>> Begin Stored records

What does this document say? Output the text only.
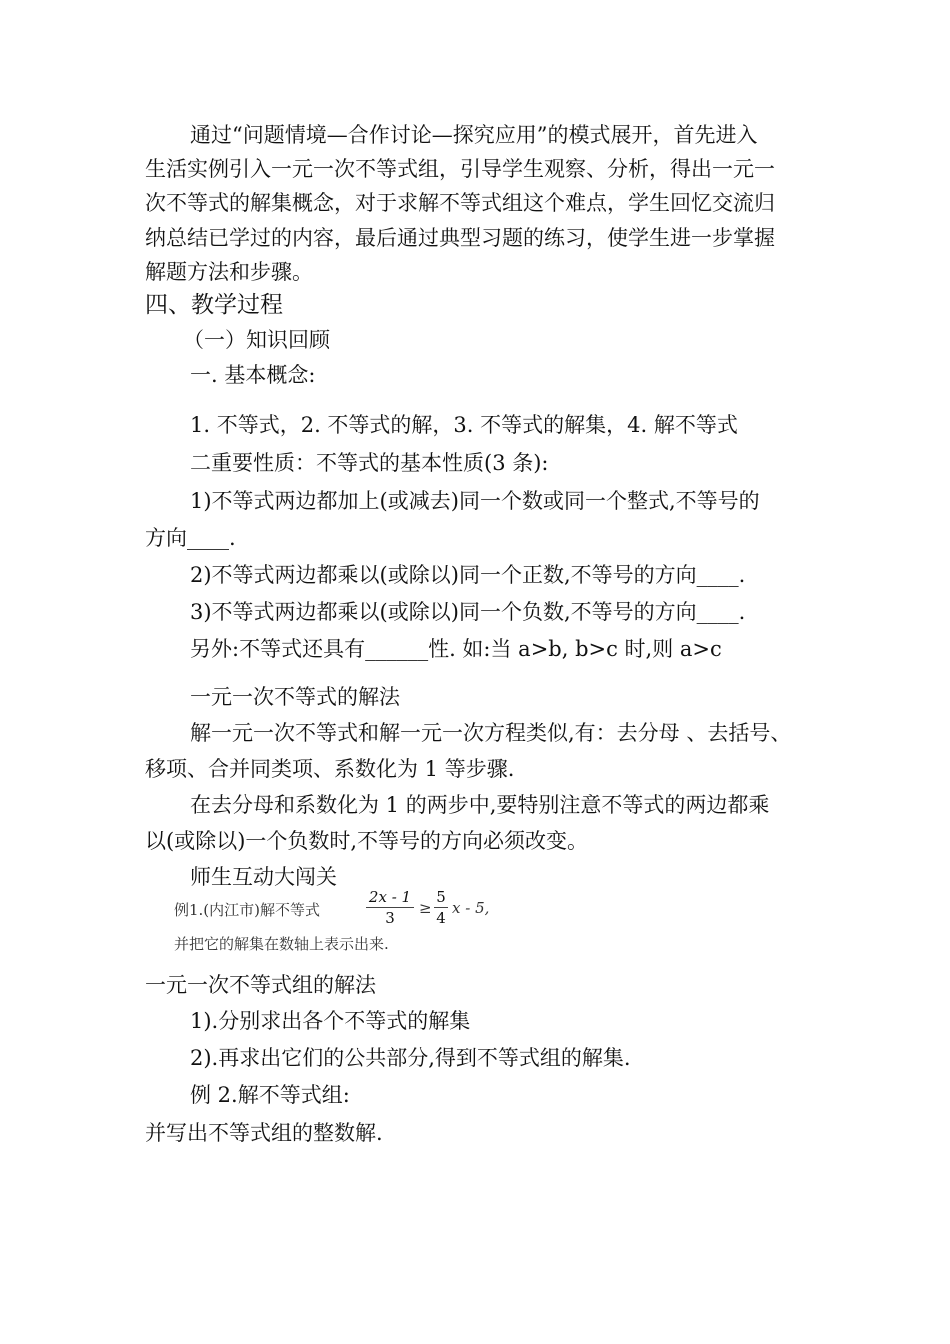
通过“问题情境—合作讨论—探究应用”的模式展开，首先进入
生活实例引入一元一次不等式组，引导学生观察、分析，得出一元一
次不等式的解集概念，对于求解不等式组这个难点，学生回忆交流归
纳总结已学过的内容，最后通过典型习题的练习，使学生进一步掌握
解题方法和步骤。
四、教学过程
（一）知识回顾
一. 基本概念:
1. 不等式，2. 不等式的解，3. 不等式的解集，4. 解不等式
二重要性质：不等式的基本性质(3 条):
1)不等式两边都加上(或减去)同一个数或同一个整式,不等号的
方向____.
2)不等式两边都乘以(或除以)同一个正数,不等号的方向____.
3)不等式两边都乘以(或除以)同一个负数,不等号的方向____.
另外:不等式还具有______性. 如:当 a>b, b>c 时,则 a>c
一元一次不等式的解法
解一元一次不等式和解一元一次方程类似,有：去分母 、去括号、
移项、合并同类项、系数化为 1 等步骤.
在去分母和系数化为 1 的两步中,要特别注意不等式的两边都乘
以(或除以)一个负数时,不等号的方向必须改变。
师生互动大闯关
例1.(内江市)解不等式
2x - 1
3
≥
5
4
x - 5,
并把它的解集在数轴上表示出来.
一元一次不等式组的解法
1).分别求出各个不等式的解集
2).再求出它们的公共部分,得到不等式组的解集.
例 2.解不等式组:
并写出不等式组的整数解.
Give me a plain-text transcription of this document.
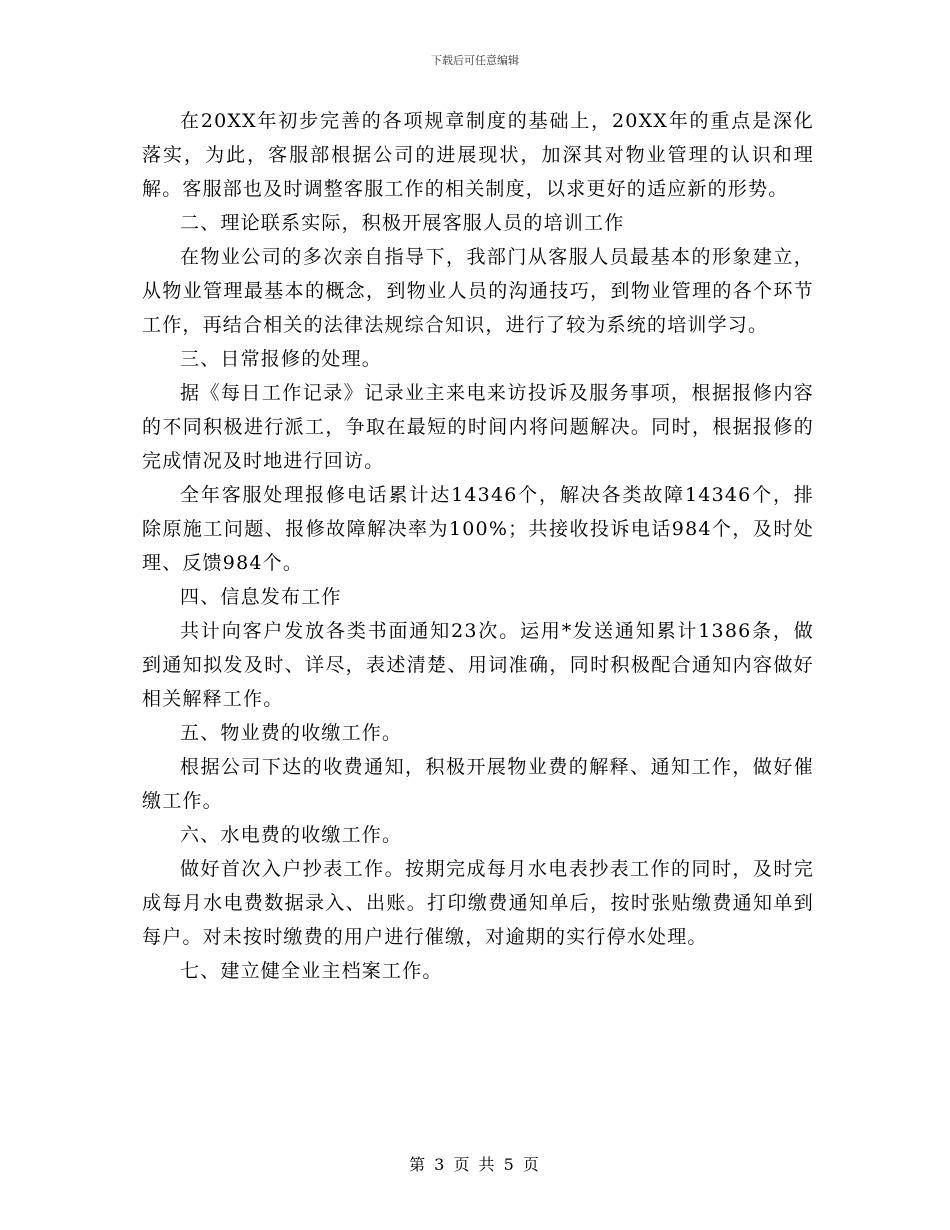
下载后可任意编辑

在20XX年初步完善的各项规章制度的基础上，20XX年的重点是深化落实，为此，客服部根据公司的进展现状，加深其对物业管理的认识和理解。客服部也及时调整客服工作的相关制度，以求更好的适应新的形势。

二、理论联系实际，积极开展客服人员的培训工作

在物业公司的多次亲自指导下，我部门从客服人员最基本的形象建立，从物业管理最基本的概念，到物业人员的沟通技巧，到物业管理的各个环节工作，再结合相关的法律法规综合知识，进行了较为系统的培训学习。

三、日常报修的处理。

据《每日工作记录》记录业主来电来访投诉及服务事项，根据报修内容的不同积极进行派工，争取在最短的时间内将问题解决。同时，根据报修的完成情况及时地进行回访。

全年客服处理报修电话累计达14346个，解决各类故障14346个，排除原施工问题、报修故障解决率为100%；共接收投诉电话984个，及时处理、反馈984个。

四、信息发布工作

共计向客户发放各类书面通知23次。运用*发送通知累计1386条，做到通知拟发及时、详尽，表述清楚、用词准确，同时积极配合通知内容做好相关解释工作。

五、物业费的收缴工作。

根据公司下达的收费通知，积极开展物业费的解释、通知工作，做好催缴工作。

六、水电费的收缴工作。

做好首次入户抄表工作。按期完成每月水电表抄表工作的同时，及时完成每月水电费数据录入、出账。打印缴费通知单后，按时张贴缴费通知单到每户。对未按时缴费的用户进行催缴，对逾期的实行停水处理。

七、建立健全业主档案工作。

第 3 页 共 5 页
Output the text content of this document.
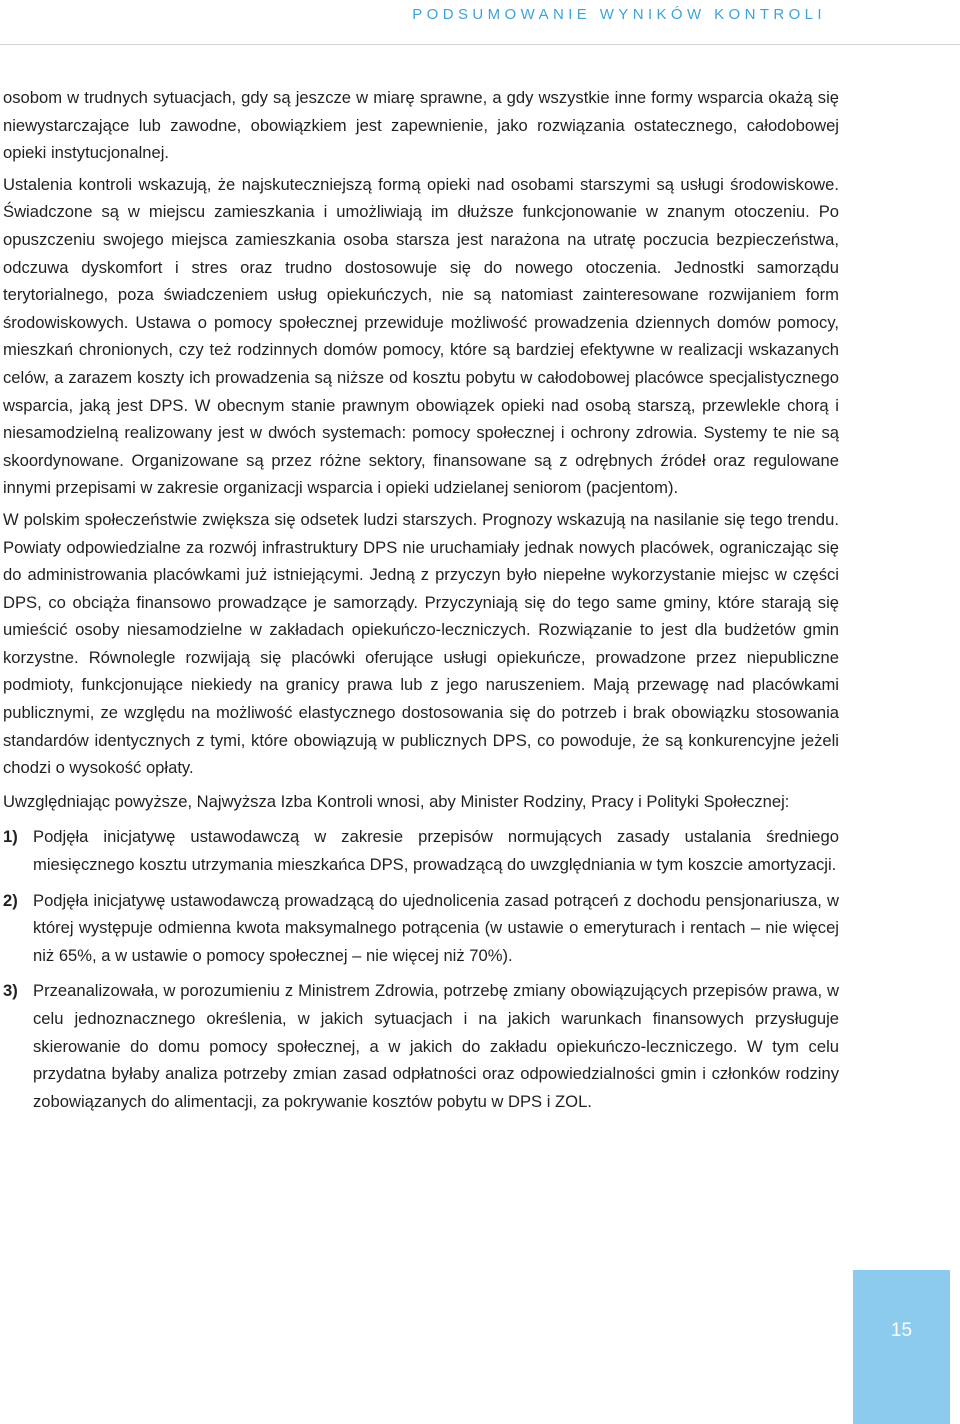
PODSUMOWANIE WYNIKÓW KONTROLI

osobom w trudnych sytuacjach, gdy są jeszcze w miarę sprawne, a gdy wszystkie inne formy wsparcia okażą się niewystarczające lub zawodne, obowiązkiem jest zapewnienie, jako rozwiązania ostatecznego, całodobowej opieki instytucjonalnej.

Ustalenia kontroli wskazują, że najskuteczniejszą formą opieki nad osobami starszymi są usługi środowiskowe. Świadczone są w miejscu zamieszkania i umożliwiają im dłuższe funkcjonowanie w znanym otoczeniu. Po opuszczeniu swojego miejsca zamieszkania osoba starsza jest narażona na utratę poczucia bezpieczeństwa, odczuwa dyskomfort i stres oraz trudno dostosowuje się do nowego otoczenia. Jednostki samorządu terytorialnego, poza świadczeniem usług opiekuńczych, nie są natomiast zainteresowane rozwijaniem form środowiskowych. Ustawa o pomocy społecznej przewiduje możliwość prowadzenia dziennych domów pomocy, mieszkań chronionych, czy też rodzinnych domów pomocy, które są bardziej efektywne w realizacji wskazanych celów, a zarazem koszty ich prowadzenia są niższe od kosztu pobytu w całodobowej placówce specjalistycznego wsparcia, jaką jest DPS. W obecnym stanie prawnym obowiązek opieki nad osobą starszą, przewlekle chorą i niesamodzielną realizowany jest w dwóch systemach: pomocy społecznej i ochrony zdrowia. Systemy te nie są skoordynowane. Organizowane są przez różne sektory, finansowane są z odrębnych źródeł oraz regulowane innymi przepisami w zakresie organizacji wsparcia i opieki udzielanej seniorom (pacjentom).

W polskim społeczeństwie zwiększa się odsetek ludzi starszych. Prognozy wskazują na nasilanie się tego trendu. Powiaty odpowiedzialne za rozwój infrastruktury DPS nie uruchamiały jednak nowych placówek, ograniczając się do administrowania placówkami już istniejącymi. Jedną z przyczyn było niepełne wykorzystanie miejsc w części DPS, co obciąża finansowo prowadzące je samorządy. Przyczyniają się do tego same gminy, które starają się umieścić osoby niesamodzielne w zakładach opiekuńczo-leczniczych. Rozwiązanie to jest dla budżetów gmin korzystne. Równolegle rozwijają się placówki oferujące usługi opiekuńcze, prowadzone przez niepubliczne podmioty, funkcjonujące niekiedy na granicy prawa lub z jego naruszeniem. Mają przewagę nad placówkami publicznymi, ze względu na możliwość elastycznego dostosowania się do potrzeb i brak obowiązku stosowania standardów identycznych z tymi, które obowiązują w publicznych DPS, co powoduje, że są konkurencyjne jeżeli chodzi o wysokość opłaty.

Uwzględniając powyższe, Najwyższa Izba Kontroli wnosi, aby Minister Rodziny, Pracy i Polityki Społecznej:

1) Podjęła inicjatywę ustawodawczą w zakresie przepisów normujących zasady ustalania średniego miesięcznego kosztu utrzymania mieszkańca DPS, prowadzącą do uwzględniania w tym koszcie amortyzacji.
2) Podjęła inicjatywę ustawodawczą prowadzącą do ujednolicenia zasad potrąceń z dochodu pensjonariusza, w której występuje odmienna kwota maksymalnego potrącenia (w ustawie o emeryturach i rentach – nie więcej niż 65%, a w ustawie o pomocy społecznej – nie więcej niż 70%).
3) Przeanalizowała, w porozumieniu z Ministrem Zdrowia, potrzebę zmiany obowiązujących przepisów prawa, w celu jednoznacznego określenia, w jakich sytuacjach i na jakich warunkach finansowych przysługuje skierowanie do domu pomocy społecznej, a w jakich do zakładu opiekuńczo-leczniczego. W tym celu przydatna byłaby analiza potrzeby zmian zasad odpłatności oraz odpowiedzialności gmin i członków rodziny zobowiązanych do alimentacji, za pokrywanie kosztów pobytu w DPS i ZOL.
15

>> End Stored records

■ **What to produce**: Write out the data precisely as given, excluding the pictures.

■ **Solution for this exercise**:
What does this document say? Output the text only.
通过“问题情境—合作讨论—探究应用”的模式展开，首先进入
生活实例引入一元一次不等式组，引导学生观察、分析，得出一元一
次不等式的解集概念，对于求解不等式组这个难点，学生回忆交流归
纳总结已学过的内容，最后通过典型习题的练习，使学生进一步掌握
解题方法和步骤。
四、教学过程
（一）知识回顾
一. 基本概念:
1. 不等式，2. 不等式的解，3. 不等式的解集，4. 解不等式
二重要性质：不等式的基本性质(3 条):
1)不等式两边都加上(或减去)同一个数或同一个整式,不等号的
方向____.
2)不等式两边都乘以(或除以)同一个正数,不等号的方向____.
3)不等式两边都乘以(或除以)同一个负数,不等号的方向____.
另外:不等式还具有______性. 如:当 a>b, b>c 时,则 a>c
一元一次不等式的解法
解一元一次不等式和解一元一次方程类似,有：去分母 、去括号、
移项、合并同类项、系数化为 1 等步骤.
在去分母和系数化为 1 的两步中,要特别注意不等式的两边都乘
以(或除以)一个负数时,不等号的方向必须改变。
师生互动大闯关
例1.(内江市)解不等式
2x - 1
3
≥
5
4
x - 5,
并把它的解集在数轴上表示出来.
一元一次不等式组的解法
1).分别求出各个不等式的解集
2).再求出它们的公共部分,得到不等式组的解集.
例 2.解不等式组:
并写出不等式组的整数解.
Give me a plain-text transcription of this document.
下载后可任意编辑

在20XX年初步完善的各项规章制度的基础上，20XX年的重点是深化落实，为此，客服部根据公司的进展现状，加深其对物业管理的认识和理解。客服部也及时调整客服工作的相关制度，以求更好的适应新的形势。

二、理论联系实际，积极开展客服人员的培训工作

在物业公司的多次亲自指导下，我部门从客服人员最基本的形象建立，从物业管理最基本的概念，到物业人员的沟通技巧，到物业管理的各个环节工作，再结合相关的法律法规综合知识，进行了较为系统的培训学习。

三、日常报修的处理。

据《每日工作记录》记录业主来电来访投诉及服务事项，根据报修内容的不同积极进行派工，争取在最短的时间内将问题解决。同时，根据报修的完成情况及时地进行回访。

全年客服处理报修电话累计达14346个，解决各类故障14346个，排除原施工问题、报修故障解决率为100%；共接收投诉电话984个，及时处理、反馈984个。

四、信息发布工作

共计向客户发放各类书面通知23次。运用*发送通知累计1386条，做到通知拟发及时、详尽，表述清楚、用词准确，同时积极配合通知内容做好相关解释工作。

五、物业费的收缴工作。

根据公司下达的收费通知，积极开展物业费的解释、通知工作，做好催缴工作。

六、水电费的收缴工作。

做好首次入户抄表工作。按期完成每月水电表抄表工作的同时，及时完成每月水电费数据录入、出账。打印缴费通知单后，按时张贴缴费通知单到每户。对未按时缴费的用户进行催缴，对逾期的实行停水处理。

七、建立健全业主档案工作。

第 3 页 共 5 页
Output the text content of this document.
PODSUMOWANIE WYNIKÓW KONTROLI

osobom w trudnych sytuacjach, gdy są jeszcze w miarę sprawne, a gdy wszystkie inne formy wsparcia okażą się niewystarczające lub zawodne, obowiązkiem jest zapewnienie, jako rozwiązania ostatecznego, całodobowej opieki instytucjonalnej.

Ustalenia kontroli wskazują, że najskuteczniejszą formą opieki nad osobami starszymi są usługi środowiskowe. Świadczone są w miejscu zamieszkania i umożliwiają im dłuższe funkcjonowanie w znanym otoczeniu. Po opuszczeniu swojego miejsca zamieszkania osoba starsza jest narażona na utratę poczucia bezpieczeństwa, odczuwa dyskomfort i stres oraz trudno dostosowuje się do nowego otoczenia. Jednostki samorządu terytorialnego, poza świadczeniem usług opiekuńczych, nie są natomiast zainteresowane rozwijaniem form środowiskowych. Ustawa o pomocy społecznej przewiduje możliwość prowadzenia dziennych domów pomocy, mieszkań chronionych, czy też rodzinnych domów pomocy, które są bardziej efektywne w realizacji wskazanych celów, a zarazem koszty ich prowadzenia są niższe od kosztu pobytu w całodobowej placówce specjalistycznego wsparcia, jaką jest DPS. W obecnym stanie prawnym obowiązek opieki nad osobą starszą, przewlekle chorą i niesamodzielną realizowany jest w dwóch systemach: pomocy społecznej i ochrony zdrowia. Systemy te nie są skoordynowane. Organizowane są przez różne sektory, finansowane są z odrębnych źródeł oraz regulowane innymi przepisami w zakresie organizacji wsparcia i opieki udzielanej seniorom (pacjentom).

W polskim społeczeństwie zwiększa się odsetek ludzi starszych. Prognozy wskazują na nasilanie się tego trendu. Powiaty odpowiedzialne za rozwój infrastruktury DPS nie uruchamiały jednak nowych placówek, ograniczając się do administrowania placówkami już istniejącymi. Jedną z przyczyn było niepełne wykorzystanie miejsc w części DPS, co obciąża finansowo prowadzące je samorządy. Przyczyniają się do tego same gminy, które starają się umieścić osoby niesamodzielne w zakładach opiekuńczo-leczniczych. Rozwiązanie to jest dla budżetów gmin korzystne. Równolegle rozwijają się placówki oferujące usługi opiekuńcze, prowadzone przez niepubliczne podmioty, funkcjonujące niekiedy na granicy prawa lub z jego naruszeniem. Mają przewagę nad placówkami publicznymi, ze względu na możliwość elastycznego dostosowania się do potrzeb i brak obowiązku stosowania standardów identycznych z tymi, które obowiązują w publicznych DPS, co powoduje, że są konkurencyjne jeżeli chodzi o wysokość opłaty.

Uwzględniając powyższe, Najwyższa Izba Kontroli wnosi, aby Minister Rodziny, Pracy i Polityki Społecznej:

1) Podjęła inicjatywę ustawodawczą w zakresie przepisów normujących zasady ustalania średniego miesięcznego kosztu utrzymania mieszkańca DPS, prowadzącą do uwzględniania w tym koszcie amortyzacji.
2) Podjęła inicjatywę ustawodawczą prowadzącą do ujednolicenia zasad potrąceń z dochodu pensjonariusza, w której występuje odmienna kwota maksymalnego potrącenia (w ustawie o emeryturach i rentach – nie więcej niż 65%, a w ustawie o pomocy społecznej – nie więcej niż 70%).
3) Przeanalizowała, w porozumieniu z Ministrem Zdrowia, potrzebę zmiany obowiązujących przepisów prawa, w celu jednoznacznego określenia, w jakich sytuacjach i na jakich warunkach finansowych przysługuje skierowanie do domu pomocy społecznej, a w jakich do zakładu opiekuńczo-leczniczego. W tym celu przydatna byłaby analiza potrzeby zmian zasad odpłatności oraz odpowiedzialności gmin i członków rodziny zobowiązanych do alimentacji, za pokrywanie kosztów pobytu w DPS i ZOL.
15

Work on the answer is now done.